▶ REQUEST
Give every line of the material below as a JSON list of strings, one string per line, and leave out any blank lines.

========================

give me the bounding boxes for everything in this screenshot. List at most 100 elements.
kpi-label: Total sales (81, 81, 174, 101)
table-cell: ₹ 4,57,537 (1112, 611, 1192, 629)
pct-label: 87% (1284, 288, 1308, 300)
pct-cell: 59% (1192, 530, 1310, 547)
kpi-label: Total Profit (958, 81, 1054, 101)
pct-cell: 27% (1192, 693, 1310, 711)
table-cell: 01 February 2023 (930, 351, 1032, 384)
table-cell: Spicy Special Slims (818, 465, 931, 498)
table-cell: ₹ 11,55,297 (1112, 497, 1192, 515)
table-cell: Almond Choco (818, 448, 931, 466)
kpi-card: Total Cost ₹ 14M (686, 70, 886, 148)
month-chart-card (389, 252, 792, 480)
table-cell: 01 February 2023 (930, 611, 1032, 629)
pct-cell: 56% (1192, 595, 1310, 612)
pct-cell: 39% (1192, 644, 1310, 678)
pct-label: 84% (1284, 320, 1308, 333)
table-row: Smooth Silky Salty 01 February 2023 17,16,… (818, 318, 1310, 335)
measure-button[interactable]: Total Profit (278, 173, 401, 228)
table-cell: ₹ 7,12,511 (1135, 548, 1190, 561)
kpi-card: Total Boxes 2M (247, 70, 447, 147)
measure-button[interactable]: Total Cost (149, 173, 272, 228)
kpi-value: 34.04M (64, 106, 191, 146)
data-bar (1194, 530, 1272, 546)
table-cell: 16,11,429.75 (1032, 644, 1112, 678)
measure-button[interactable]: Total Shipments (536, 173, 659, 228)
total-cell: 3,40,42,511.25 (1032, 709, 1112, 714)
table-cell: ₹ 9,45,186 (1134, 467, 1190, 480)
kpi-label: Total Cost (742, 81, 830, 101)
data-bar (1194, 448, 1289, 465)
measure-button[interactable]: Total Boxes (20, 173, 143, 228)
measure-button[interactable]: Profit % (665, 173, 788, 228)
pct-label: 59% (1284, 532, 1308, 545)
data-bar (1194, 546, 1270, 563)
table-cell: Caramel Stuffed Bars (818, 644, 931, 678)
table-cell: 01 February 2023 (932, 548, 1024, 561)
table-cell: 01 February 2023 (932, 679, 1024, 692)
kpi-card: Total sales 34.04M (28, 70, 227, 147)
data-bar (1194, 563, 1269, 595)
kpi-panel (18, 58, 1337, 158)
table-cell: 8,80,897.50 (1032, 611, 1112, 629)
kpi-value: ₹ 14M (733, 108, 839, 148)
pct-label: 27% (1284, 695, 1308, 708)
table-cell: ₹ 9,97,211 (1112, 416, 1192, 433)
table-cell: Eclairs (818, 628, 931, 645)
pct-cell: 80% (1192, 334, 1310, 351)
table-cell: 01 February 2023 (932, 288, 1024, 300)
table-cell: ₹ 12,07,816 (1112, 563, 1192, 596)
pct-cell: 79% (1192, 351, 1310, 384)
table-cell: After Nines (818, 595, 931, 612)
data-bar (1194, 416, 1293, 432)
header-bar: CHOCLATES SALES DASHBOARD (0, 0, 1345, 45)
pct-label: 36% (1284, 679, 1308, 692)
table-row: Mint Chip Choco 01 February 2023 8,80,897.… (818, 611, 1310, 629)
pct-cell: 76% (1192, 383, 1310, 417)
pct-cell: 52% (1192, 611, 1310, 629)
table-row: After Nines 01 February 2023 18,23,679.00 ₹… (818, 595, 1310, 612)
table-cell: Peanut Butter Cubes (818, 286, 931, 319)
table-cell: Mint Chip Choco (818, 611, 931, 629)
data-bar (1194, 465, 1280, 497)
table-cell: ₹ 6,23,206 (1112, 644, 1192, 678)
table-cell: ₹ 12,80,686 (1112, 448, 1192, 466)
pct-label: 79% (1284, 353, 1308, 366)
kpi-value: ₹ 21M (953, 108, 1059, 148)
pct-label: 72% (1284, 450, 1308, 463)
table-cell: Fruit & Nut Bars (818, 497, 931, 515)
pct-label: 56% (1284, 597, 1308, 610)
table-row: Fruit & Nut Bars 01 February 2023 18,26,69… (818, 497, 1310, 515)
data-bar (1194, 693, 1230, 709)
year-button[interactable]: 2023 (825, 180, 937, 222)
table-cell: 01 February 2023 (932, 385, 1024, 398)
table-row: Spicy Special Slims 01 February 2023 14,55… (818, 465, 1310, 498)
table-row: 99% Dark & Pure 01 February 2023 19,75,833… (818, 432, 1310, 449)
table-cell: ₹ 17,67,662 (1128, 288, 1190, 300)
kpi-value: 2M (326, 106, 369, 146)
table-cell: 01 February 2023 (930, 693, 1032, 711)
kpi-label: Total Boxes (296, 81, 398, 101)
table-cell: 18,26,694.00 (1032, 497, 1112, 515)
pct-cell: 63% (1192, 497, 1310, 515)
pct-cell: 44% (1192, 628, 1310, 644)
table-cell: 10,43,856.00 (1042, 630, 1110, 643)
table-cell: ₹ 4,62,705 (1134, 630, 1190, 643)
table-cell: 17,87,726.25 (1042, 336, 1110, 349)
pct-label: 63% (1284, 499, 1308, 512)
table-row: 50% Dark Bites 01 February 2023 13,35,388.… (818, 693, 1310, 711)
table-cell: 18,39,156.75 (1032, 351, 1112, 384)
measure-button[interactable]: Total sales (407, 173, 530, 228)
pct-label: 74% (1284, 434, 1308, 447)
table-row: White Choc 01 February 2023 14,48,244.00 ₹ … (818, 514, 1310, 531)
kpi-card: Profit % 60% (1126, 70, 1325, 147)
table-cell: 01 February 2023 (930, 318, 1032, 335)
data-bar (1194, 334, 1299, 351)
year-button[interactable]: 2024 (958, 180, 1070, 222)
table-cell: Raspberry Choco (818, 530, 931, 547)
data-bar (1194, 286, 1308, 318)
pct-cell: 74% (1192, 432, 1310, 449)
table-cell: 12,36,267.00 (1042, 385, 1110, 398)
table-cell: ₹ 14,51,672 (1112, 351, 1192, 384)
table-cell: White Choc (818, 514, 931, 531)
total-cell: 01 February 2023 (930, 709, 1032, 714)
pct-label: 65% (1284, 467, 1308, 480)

========================

▶ THE SOLUTION
[
  "give me the bounding boxes for everything in this screenshot. List at most 100 elements.",
  "kpi-label: Total sales (81, 81, 174, 101)",
  "table-cell: ₹ 4,57,537 (1112, 611, 1192, 629)",
  "pct-label: 87% (1284, 288, 1308, 300)",
  "pct-cell: 59% (1192, 530, 1310, 547)",
  "kpi-label: Total Profit (958, 81, 1054, 101)",
  "pct-cell: 27% (1192, 693, 1310, 711)",
  "table-cell: 01 February 2023 (930, 351, 1032, 384)",
  "table-cell: Spicy Special Slims (818, 465, 931, 498)",
  "table-cell: ₹ 11,55,297 (1112, 497, 1192, 515)",
  "table-cell: Almond Choco (818, 448, 931, 466)",
  "kpi-card: Total Cost ₹ 14M (686, 70, 886, 148)",
  "month-chart-card (389, 252, 792, 480)",
  "table-cell: 01 February 2023 (930, 611, 1032, 629)",
  "pct-cell: 56% (1192, 595, 1310, 612)",
  "pct-cell: 39% (1192, 644, 1310, 678)",
  "pct-label: 84% (1284, 320, 1308, 333)",
  "table-row: Smooth Silky Salty 01 February 2023 17,16,… (818, 318, 1310, 335)",
  "measure-button[interactable]: Total Profit (278, 173, 401, 228)",
  "table-cell: ₹ 7,12,511 (1135, 548, 1190, 561)",
  "kpi-card: Total Boxes 2M (247, 70, 447, 147)",
  "measure-button[interactable]: Total Cost (149, 173, 272, 228)",
  "kpi-value: 34.04M (64, 106, 191, 146)",
  "data-bar (1194, 530, 1272, 546)",
  "table-cell: 16,11,429.75 (1032, 644, 1112, 678)",
  "measure-button[interactable]: Total Shipments (536, 173, 659, 228)",
  "total-cell: 3,40,42,511.25 (1032, 709, 1112, 714)",
  "table-cell: ₹ 9,45,186 (1134, 467, 1190, 480)",
  "kpi-label: Total Cost (742, 81, 830, 101)",
  "data-bar (1194, 448, 1289, 465)",
  "measure-button[interactable]: Total Boxes (20, 173, 143, 228)",
  "measure-button[interactable]: Profit % (665, 173, 788, 228)",
  "pct-label: 59% (1284, 532, 1308, 545)",
  "data-bar (1194, 546, 1270, 563)",
  "table-cell: Caramel Stuffed Bars (818, 644, 931, 678)",
  "table-cell: 01 February 2023 (932, 548, 1024, 561)",
  "table-cell: 01 February 2023 (932, 679, 1024, 692)",
  "kpi-card: Total sales 34.04M (28, 70, 227, 147)",
  "data-bar (1194, 563, 1269, 595)",
  "kpi-panel (18, 58, 1337, 158)",
  "table-cell: 8,80,897.50 (1032, 611, 1112, 629)",
  "kpi-value: ₹ 14M (733, 108, 839, 148)",
  "pct-label: 27% (1284, 695, 1308, 708)",
  "table-cell: ₹ 9,97,211 (1112, 416, 1192, 433)",
  "table-cell: Eclairs (818, 628, 931, 645)",
  "pct-cell: 80% (1192, 334, 1310, 351)",
  "table-cell: 01 February 2023 (932, 288, 1024, 300)",
  "table-cell: ₹ 12,07,816 (1112, 563, 1192, 596)",
  "pct-cell: 79% (1192, 351, 1310, 384)",
  "table-cell: After Nines (818, 595, 931, 612)",
  "data-bar (1194, 416, 1293, 432)",
  "header-bar: CHOCLATES SALES DASHBOARD (0, 0, 1345, 45)",
  "pct-label: 36% (1284, 679, 1308, 692)",
  "table-row: Mint Chip Choco 01 February 2023 8,80,897.… (818, 611, 1310, 629)",
  "pct-cell: 76% (1192, 383, 1310, 417)",
  "pct-cell: 52% (1192, 611, 1310, 629)",
  "table-row: After Nines 01 February 2023 18,23,679.00 ₹… (818, 595, 1310, 612)",
  "table-cell: Peanut Butter Cubes (818, 286, 931, 319)",
  "table-cell: Mint Chip Choco (818, 611, 931, 629)",
  "data-bar (1194, 465, 1280, 497)",
  "table-cell: ₹ 6,23,206 (1112, 644, 1192, 678)",
  "table-cell: ₹ 12,80,686 (1112, 448, 1192, 466)",
  "pct-label: 79% (1284, 353, 1308, 366)",
  "kpi-value: ₹ 21M (953, 108, 1059, 148)",
  "pct-label: 72% (1284, 450, 1308, 463)",
  "table-cell: Fruit & Nut Bars (818, 497, 931, 515)",
  "pct-label: 56% (1284, 597, 1308, 610)",
  "table-row: Fruit & Nut Bars 01 February 2023 18,26,69… (818, 497, 1310, 515)",
  "data-bar (1194, 693, 1230, 709)",
  "year-button[interactable]: 2023 (825, 180, 937, 222)",
  "table-cell: 01 February 2023 (932, 385, 1024, 398)",
  "table-row: Spicy Special Slims 01 February 2023 14,55… (818, 465, 1310, 498)",
  "table-row: 99% Dark & Pure 01 February 2023 19,75,833… (818, 432, 1310, 449)",
  "table-cell: ₹ 17,67,662 (1128, 288, 1190, 300)",
  "kpi-value: 2M (326, 106, 369, 146)",
  "table-cell: 01 February 2023 (930, 693, 1032, 711)",
  "kpi-label: Total Boxes (296, 81, 398, 101)",
  "table-cell: 18,26,694.00 (1032, 497, 1112, 515)",
  "pct-cell: 63% (1192, 497, 1310, 515)",
  "pct-cell: 44% (1192, 628, 1310, 644)",
  "table-cell: 10,43,856.00 (1042, 630, 1110, 643)",
  "table-cell: ₹ 4,62,705 (1134, 630, 1190, 643)",
  "table-cell: 17,87,726.25 (1042, 336, 1110, 349)",
  "pct-label: 63% (1284, 499, 1308, 512)",
  "table-row: 50% Dark Bites 01 February 2023 13,35,388.… (818, 693, 1310, 711)",
  "table-cell: 18,39,156.75 (1032, 351, 1112, 384)",
  "measure-button[interactable]: Total sales (407, 173, 530, 228)",
  "pct-label: 74% (1284, 434, 1308, 447)",
  "table-row: White Choc 01 February 2023 14,48,244.00 ₹ … (818, 514, 1310, 531)",
  "kpi-card: Profit % 60% (1126, 70, 1325, 147)",
  "table-cell: 01 February 2023 (930, 318, 1032, 335)",
  "data-bar (1194, 334, 1299, 351)",
  "year-button[interactable]: 2024 (958, 180, 1070, 222)",
  "table-cell: Raspberry Choco (818, 530, 931, 547)",
  "data-bar (1194, 286, 1308, 318)",
  "pct-cell: 74% (1192, 432, 1310, 449)",
  "table-cell: 12,36,267.00 (1042, 385, 1110, 398)",
  "table-cell: ₹ 14,51,672 (1112, 351, 1192, 384)",
  "table-cell: White Choc (818, 514, 931, 531)",
  "total-cell: 01 February 2023 (930, 709, 1032, 714)",
  "pct-label: 65% (1284, 467, 1308, 480)"
]